- Exercise brief: Nothing may be dropped or altered: reproduce all the data.

-- Extracted material start --

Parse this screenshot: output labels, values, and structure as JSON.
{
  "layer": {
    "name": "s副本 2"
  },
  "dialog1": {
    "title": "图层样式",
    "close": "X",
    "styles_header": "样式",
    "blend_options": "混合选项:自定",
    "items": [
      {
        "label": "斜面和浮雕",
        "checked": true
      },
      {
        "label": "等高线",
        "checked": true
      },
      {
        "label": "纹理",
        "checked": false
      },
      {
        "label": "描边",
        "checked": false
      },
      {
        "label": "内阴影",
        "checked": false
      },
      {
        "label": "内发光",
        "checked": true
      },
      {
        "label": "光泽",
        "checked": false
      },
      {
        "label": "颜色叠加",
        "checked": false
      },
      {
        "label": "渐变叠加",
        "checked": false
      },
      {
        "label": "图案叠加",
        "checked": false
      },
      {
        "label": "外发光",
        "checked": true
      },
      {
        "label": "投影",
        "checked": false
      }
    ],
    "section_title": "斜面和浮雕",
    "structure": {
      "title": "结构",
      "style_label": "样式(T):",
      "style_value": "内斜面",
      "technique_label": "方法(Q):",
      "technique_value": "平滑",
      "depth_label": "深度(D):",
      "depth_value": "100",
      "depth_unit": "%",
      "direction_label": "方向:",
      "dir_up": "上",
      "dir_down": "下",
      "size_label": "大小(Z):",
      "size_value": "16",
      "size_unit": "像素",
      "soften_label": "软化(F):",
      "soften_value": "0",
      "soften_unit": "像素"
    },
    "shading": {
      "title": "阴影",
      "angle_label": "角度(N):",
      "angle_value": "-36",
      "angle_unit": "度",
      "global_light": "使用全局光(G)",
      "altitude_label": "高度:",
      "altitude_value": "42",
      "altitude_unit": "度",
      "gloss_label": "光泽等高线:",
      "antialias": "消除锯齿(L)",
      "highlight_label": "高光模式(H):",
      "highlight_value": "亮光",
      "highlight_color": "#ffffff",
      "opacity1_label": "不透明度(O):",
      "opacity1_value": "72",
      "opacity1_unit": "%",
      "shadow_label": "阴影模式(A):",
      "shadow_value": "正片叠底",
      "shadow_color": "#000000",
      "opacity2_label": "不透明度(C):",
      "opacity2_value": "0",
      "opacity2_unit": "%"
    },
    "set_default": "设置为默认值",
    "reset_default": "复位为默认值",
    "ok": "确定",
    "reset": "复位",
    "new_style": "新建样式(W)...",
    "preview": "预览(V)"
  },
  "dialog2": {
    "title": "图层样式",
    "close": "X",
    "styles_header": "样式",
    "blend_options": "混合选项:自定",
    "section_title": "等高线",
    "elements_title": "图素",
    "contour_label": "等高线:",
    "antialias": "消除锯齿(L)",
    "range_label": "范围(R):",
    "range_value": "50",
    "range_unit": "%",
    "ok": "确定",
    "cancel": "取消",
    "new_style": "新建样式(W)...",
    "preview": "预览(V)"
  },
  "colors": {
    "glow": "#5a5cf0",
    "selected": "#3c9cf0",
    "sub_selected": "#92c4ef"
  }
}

-- Extracted material end --

- Answer to the exercise:
Parse this screenshot: output labels, values, and structure as JSON.
{
  "layer": {
    "name": "s副本 2"
  },
  "dialog1": {
    "title": "图层样式",
    "close": "X",
    "styles_header": "样式",
    "blend_options": "混合选项:自定",
    "items": [
      {
        "label": "斜面和浮雕",
        "checked": true
      },
      {
        "label": "等高线",
        "checked": true
      },
      {
        "label": "纹理",
        "checked": false
      },
      {
        "label": "描边",
        "checked": false
      },
      {
        "label": "内阴影",
        "checked": false
      },
      {
        "label": "内发光",
        "checked": true
      },
      {
        "label": "光泽",
        "checked": false
      },
      {
        "label": "颜色叠加",
        "checked": false
      },
      {
        "label": "渐变叠加",
        "checked": false
      },
      {
        "label": "图案叠加",
        "checked": false
      },
      {
        "label": "外发光",
        "checked": true
      },
      {
        "label": "投影",
        "checked": false
      }
    ],
    "section_title": "斜面和浮雕",
    "structure": {
      "title": "结构",
      "style_label": "样式(T):",
      "style_value": "内斜面",
      "technique_label": "方法(Q):",
      "technique_value": "平滑",
      "depth_label": "深度(D):",
      "depth_value": "100",
      "depth_unit": "%",
      "direction_label": "方向:",
      "dir_up": "上",
      "dir_down": "下",
      "size_label": "大小(Z):",
      "size_value": "16",
      "size_unit": "像素",
      "soften_label": "软化(F):",
      "soften_value": "0",
      "soften_unit": "像素"
    },
    "shading": {
      "title": "阴影",
      "angle_label": "角度(N):",
      "angle_value": "-36",
      "angle_unit": "度",
      "global_light": "使用全局光(G)",
      "altitude_label": "高度:",
      "altitude_value": "42",
      "altitude_unit": "度",
      "gloss_label": "光泽等高线:",
      "antialias": "消除锯齿(L)",
      "highlight_label": "高光模式(H):",
      "highlight_value": "亮光",
      "highlight_color": "#ffffff",
      "opacity1_label": "不透明度(O):",
      "opacity1_value": "72",
      "opacity1_unit": "%",
      "shadow_label": "阴影模式(A):",
      "shadow_value": "正片叠底",
      "shadow_color": "#000000",
      "opacity2_label": "不透明度(C):",
      "opacity2_value": "0",
      "opacity2_unit": "%"
    },
    "set_default": "设置为默认值",
    "reset_default": "复位为默认值",
    "ok": "确定",
    "reset": "复位",
    "new_style": "新建样式(W)...",
    "preview": "预览(V)"
  },
  "dialog2": {
    "title": "图层样式",
    "close": "X",
    "styles_header": "样式",
    "blend_options": "混合选项:自定",
    "section_title": "等高线",
    "elements_title": "图素",
    "contour_label": "等高线:",
    "antialias": "消除锯齿(L)",
    "range_label": "范围(R):",
    "range_value": "50",
    "range_unit": "%",
    "ok": "确定",
    "cancel": "取消",
    "new_style": "新建样式(W)...",
    "preview": "预览(V)"
  },
  "colors": {
    "glow": "#5a5cf0",
    "selected": "#3c9cf0",
    "sub_selected": "#92c4ef"
  }
}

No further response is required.